__TEXT SECTION__:

START

I am 18 and have no girlfriend or friends - when I was younger I never imagined my life this way either, lol. Who would?!

 

I felt like you did in my last year of high school - what do I have to show for 18 years on this planet? High School isn't easy and don't think that because you have finished that the stress is over...I know you are waiting for results too.

 

Your life is going to change a lot now. You have come to an important time in your life full of tough decisions and seemingly important choices.

 

Firstly, let me say that despite your feelings you must _try_ and see that you do have a lot to offer the world and that you do have a lot in your life.

You mention that your bro has all of those things, but those things don't make people happy - a fancy car, 2 cats and a dozen garden gnomes won't make you happy. Having a boyfriend won't necessarily make you happy either, as many girls will attest.

You really do need to find happiness for yourself _before_ any of the other things can make you happy. They can't make you happy unless you already are happy. But you can work on that - I am.

 

Up until recently I didn't have a job either. I was always knocked back from places too. I have also seen people who will always not get knocked back! But to an extent this is luck.

You know what you need to do? Take your focus off of finding a job. If you are so sure that you need a job to help complete your life then of course you are going to be disappointed when you get turned down. But many, many people get turned down! I always got turned down, but after years and years of trying I managed to get a job. You will get a job one day, and probably sooner than later. But there are more important things in life.

END

__DATA EXCERPT__:
START

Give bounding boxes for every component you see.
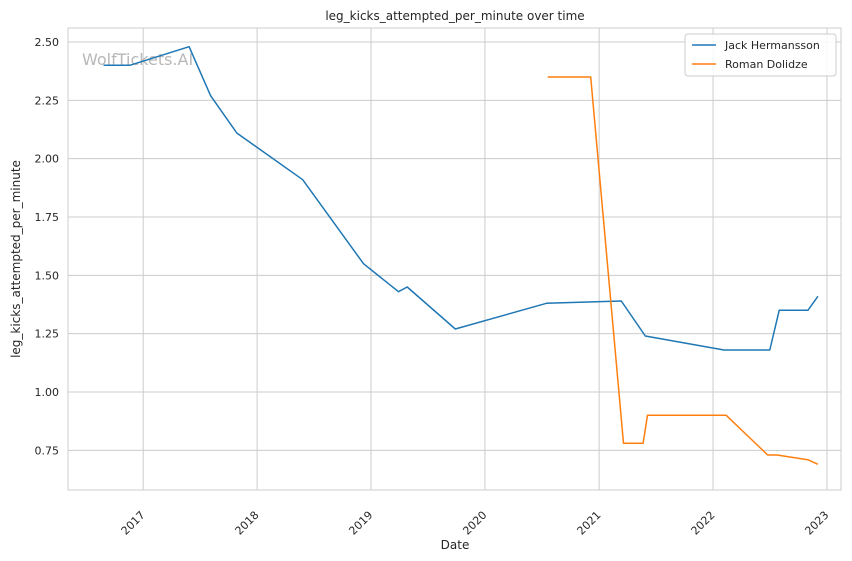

END

__SHORT EXERCISE 1__: In the advice text, list every thing the writer says will not make a person happy.
__SHORT EXERCISE 2__: According to the advice text, why should the reader take their focus off finding a job? Answer in one to three sentences.

__WORKED SOLUTION 1__:
- A fancy car
- Two cats
- A dozen garden gnomes
- Having a boyfriend (which the writer says won't *necessarily* make you happy)

__WORKED SOLUTION 2__: If the reader is sure a job is needed to complete their life, they will be disappointed whenever they are turned down. The writer adds that many people get turned down, and that there are more important things in life.